(RECORDS SUPPLIED):
━━━━

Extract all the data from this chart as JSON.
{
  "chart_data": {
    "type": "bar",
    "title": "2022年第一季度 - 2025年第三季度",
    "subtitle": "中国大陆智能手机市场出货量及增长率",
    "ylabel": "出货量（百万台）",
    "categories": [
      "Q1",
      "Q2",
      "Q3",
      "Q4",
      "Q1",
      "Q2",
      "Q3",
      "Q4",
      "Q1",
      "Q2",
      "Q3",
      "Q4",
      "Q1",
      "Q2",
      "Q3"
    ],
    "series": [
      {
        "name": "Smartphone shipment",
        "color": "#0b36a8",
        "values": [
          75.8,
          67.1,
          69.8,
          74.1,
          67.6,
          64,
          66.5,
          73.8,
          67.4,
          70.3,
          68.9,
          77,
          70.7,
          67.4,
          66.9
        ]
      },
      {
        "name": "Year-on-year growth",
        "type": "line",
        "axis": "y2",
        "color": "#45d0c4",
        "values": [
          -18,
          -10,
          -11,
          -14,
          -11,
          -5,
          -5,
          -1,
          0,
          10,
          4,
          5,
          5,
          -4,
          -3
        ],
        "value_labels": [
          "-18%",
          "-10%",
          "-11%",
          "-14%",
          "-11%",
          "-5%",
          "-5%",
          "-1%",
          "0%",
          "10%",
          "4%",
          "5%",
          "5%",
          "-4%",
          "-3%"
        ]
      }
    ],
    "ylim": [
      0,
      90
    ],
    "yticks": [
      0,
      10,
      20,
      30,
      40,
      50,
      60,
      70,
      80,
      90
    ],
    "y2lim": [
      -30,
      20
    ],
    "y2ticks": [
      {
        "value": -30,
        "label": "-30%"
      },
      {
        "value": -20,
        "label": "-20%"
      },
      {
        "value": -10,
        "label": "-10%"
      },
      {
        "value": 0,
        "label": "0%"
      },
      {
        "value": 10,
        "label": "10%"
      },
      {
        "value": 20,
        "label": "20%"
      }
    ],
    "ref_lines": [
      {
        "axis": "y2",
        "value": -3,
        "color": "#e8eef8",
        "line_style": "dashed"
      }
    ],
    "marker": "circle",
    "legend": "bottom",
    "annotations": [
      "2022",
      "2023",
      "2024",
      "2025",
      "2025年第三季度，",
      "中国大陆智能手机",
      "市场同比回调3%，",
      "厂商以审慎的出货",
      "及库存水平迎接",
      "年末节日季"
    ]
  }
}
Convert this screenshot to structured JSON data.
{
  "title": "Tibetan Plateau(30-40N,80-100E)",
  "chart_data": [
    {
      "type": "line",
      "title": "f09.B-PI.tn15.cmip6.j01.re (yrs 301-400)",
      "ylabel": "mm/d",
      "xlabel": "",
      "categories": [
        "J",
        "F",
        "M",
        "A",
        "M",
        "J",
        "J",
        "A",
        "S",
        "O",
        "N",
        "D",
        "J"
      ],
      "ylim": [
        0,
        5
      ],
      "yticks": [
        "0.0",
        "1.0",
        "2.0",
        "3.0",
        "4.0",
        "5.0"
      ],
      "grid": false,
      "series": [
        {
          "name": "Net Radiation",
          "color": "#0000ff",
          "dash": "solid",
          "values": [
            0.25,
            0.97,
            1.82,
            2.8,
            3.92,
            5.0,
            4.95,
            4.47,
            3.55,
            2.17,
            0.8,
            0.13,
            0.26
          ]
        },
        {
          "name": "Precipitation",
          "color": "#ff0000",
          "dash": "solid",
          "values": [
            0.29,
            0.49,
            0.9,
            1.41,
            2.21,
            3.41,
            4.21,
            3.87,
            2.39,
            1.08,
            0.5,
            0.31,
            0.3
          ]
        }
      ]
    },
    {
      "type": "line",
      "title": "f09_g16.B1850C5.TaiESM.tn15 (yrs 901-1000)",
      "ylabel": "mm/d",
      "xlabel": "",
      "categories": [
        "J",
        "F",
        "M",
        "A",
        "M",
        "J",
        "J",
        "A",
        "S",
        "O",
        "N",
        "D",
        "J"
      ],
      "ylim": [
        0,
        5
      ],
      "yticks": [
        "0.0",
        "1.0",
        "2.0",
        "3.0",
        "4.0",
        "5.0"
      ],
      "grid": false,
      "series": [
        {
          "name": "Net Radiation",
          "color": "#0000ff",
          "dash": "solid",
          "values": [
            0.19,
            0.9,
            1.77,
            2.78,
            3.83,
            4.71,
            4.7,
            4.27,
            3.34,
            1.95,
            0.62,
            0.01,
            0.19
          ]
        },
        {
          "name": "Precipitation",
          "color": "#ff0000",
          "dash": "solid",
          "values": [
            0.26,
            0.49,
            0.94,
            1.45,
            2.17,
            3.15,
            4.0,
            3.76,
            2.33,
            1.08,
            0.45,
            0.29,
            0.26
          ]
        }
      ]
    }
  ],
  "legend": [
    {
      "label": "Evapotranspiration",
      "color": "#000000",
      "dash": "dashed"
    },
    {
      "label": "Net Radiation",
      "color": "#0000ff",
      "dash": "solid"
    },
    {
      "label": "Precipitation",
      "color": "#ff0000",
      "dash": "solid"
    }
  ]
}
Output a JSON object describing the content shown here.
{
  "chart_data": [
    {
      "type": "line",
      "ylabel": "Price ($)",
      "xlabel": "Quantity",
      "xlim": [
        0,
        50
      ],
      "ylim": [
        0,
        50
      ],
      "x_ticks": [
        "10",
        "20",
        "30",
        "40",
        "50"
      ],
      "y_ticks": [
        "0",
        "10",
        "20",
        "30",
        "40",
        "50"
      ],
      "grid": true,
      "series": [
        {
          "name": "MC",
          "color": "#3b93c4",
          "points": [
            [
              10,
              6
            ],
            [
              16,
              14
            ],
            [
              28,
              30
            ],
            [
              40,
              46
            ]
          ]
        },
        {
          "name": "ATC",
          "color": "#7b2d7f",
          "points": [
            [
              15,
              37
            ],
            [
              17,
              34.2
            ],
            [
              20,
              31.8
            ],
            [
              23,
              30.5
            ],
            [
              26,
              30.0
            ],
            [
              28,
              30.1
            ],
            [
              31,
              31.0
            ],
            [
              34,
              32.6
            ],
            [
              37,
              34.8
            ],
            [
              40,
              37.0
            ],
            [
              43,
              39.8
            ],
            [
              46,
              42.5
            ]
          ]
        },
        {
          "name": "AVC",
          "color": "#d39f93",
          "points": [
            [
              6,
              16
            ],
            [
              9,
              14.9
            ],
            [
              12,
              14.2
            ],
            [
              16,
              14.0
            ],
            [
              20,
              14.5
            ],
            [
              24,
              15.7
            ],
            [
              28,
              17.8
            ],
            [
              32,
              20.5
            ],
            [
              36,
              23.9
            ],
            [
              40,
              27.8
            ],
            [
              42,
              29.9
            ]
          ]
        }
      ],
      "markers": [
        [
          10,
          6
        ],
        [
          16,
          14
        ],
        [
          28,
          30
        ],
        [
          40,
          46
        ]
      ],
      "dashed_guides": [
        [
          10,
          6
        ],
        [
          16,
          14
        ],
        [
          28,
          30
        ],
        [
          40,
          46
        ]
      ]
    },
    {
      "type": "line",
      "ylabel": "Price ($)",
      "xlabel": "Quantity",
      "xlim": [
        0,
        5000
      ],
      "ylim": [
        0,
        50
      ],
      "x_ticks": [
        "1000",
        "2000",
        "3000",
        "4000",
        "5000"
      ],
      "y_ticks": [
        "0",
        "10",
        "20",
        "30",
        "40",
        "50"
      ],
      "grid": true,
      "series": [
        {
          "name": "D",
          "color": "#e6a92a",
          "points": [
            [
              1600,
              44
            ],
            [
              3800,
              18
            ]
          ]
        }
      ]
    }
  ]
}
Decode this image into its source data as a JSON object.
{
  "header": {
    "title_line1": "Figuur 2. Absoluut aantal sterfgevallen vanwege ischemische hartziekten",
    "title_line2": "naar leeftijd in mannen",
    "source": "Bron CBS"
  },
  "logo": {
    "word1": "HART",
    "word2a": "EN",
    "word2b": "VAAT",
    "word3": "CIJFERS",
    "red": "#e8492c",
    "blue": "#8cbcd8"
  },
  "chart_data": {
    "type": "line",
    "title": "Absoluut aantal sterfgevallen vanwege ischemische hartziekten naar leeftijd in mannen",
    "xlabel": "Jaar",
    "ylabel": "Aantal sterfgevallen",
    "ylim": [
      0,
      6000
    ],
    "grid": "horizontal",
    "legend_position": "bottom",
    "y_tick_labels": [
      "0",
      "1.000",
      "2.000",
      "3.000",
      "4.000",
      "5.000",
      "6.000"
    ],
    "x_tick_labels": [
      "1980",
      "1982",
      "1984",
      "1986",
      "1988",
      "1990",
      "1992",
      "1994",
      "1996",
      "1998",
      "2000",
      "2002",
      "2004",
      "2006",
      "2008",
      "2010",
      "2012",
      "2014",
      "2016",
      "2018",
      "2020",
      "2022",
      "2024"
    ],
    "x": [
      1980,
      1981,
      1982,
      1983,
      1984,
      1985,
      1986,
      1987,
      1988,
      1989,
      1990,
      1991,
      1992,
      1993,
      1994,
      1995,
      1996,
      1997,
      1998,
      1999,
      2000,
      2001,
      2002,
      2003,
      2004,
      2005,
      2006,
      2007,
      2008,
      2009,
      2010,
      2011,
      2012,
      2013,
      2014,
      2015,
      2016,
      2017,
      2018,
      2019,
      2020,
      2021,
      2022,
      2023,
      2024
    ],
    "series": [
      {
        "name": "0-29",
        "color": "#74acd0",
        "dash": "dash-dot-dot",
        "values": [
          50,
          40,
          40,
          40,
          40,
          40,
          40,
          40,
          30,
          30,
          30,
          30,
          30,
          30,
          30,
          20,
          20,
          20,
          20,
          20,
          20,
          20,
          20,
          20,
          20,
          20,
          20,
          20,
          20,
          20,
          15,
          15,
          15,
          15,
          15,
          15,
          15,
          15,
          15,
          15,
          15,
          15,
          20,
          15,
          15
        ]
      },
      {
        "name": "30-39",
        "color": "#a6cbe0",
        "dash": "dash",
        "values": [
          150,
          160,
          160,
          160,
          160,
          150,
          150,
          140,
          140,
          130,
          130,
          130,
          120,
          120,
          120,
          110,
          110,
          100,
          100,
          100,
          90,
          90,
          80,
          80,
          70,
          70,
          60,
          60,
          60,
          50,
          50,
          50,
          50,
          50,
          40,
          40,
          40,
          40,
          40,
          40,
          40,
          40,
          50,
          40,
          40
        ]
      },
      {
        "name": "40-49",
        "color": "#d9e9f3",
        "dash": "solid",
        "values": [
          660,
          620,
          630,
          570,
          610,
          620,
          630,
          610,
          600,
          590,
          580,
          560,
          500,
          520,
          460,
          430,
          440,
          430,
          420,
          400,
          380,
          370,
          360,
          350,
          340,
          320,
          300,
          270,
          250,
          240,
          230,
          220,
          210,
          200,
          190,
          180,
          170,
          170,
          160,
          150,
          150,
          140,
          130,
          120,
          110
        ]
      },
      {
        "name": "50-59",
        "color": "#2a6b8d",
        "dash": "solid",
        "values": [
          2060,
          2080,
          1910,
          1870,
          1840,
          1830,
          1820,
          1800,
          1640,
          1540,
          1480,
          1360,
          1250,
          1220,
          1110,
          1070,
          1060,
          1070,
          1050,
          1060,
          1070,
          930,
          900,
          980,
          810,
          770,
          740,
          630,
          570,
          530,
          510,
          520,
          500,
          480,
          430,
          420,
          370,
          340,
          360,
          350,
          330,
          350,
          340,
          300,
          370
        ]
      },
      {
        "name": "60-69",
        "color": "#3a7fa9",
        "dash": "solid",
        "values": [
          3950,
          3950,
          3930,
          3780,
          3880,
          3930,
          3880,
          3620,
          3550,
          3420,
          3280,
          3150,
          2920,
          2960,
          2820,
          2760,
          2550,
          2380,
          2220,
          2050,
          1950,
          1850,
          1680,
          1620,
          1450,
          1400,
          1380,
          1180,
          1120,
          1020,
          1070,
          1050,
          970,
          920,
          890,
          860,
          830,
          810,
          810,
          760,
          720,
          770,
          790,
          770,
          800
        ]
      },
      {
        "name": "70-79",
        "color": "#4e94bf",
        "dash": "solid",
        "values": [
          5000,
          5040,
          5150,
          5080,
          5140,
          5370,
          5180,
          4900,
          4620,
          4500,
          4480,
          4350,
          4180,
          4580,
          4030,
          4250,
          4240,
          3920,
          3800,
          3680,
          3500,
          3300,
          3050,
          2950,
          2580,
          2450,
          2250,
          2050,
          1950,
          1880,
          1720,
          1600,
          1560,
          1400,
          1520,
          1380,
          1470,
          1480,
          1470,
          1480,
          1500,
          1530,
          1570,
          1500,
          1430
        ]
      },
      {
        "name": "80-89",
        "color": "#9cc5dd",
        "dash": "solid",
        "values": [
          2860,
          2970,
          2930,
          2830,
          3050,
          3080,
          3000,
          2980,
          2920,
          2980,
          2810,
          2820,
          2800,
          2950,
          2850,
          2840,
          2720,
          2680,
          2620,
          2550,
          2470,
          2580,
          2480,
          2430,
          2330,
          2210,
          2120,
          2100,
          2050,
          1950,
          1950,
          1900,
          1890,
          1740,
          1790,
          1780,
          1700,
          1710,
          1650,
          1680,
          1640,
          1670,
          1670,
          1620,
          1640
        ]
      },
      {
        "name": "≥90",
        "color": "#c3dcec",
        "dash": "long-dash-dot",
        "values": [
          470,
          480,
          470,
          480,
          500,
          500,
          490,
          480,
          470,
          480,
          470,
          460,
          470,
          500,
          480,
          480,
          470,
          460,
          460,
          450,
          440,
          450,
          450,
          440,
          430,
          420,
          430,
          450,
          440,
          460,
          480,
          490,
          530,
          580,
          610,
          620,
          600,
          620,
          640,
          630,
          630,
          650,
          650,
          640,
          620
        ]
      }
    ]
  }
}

━━━━

(THE REQUEST): Determine how many lines of the listing above include the word "ischemische", and report that number only.

(FINISHED EXERCISE): 2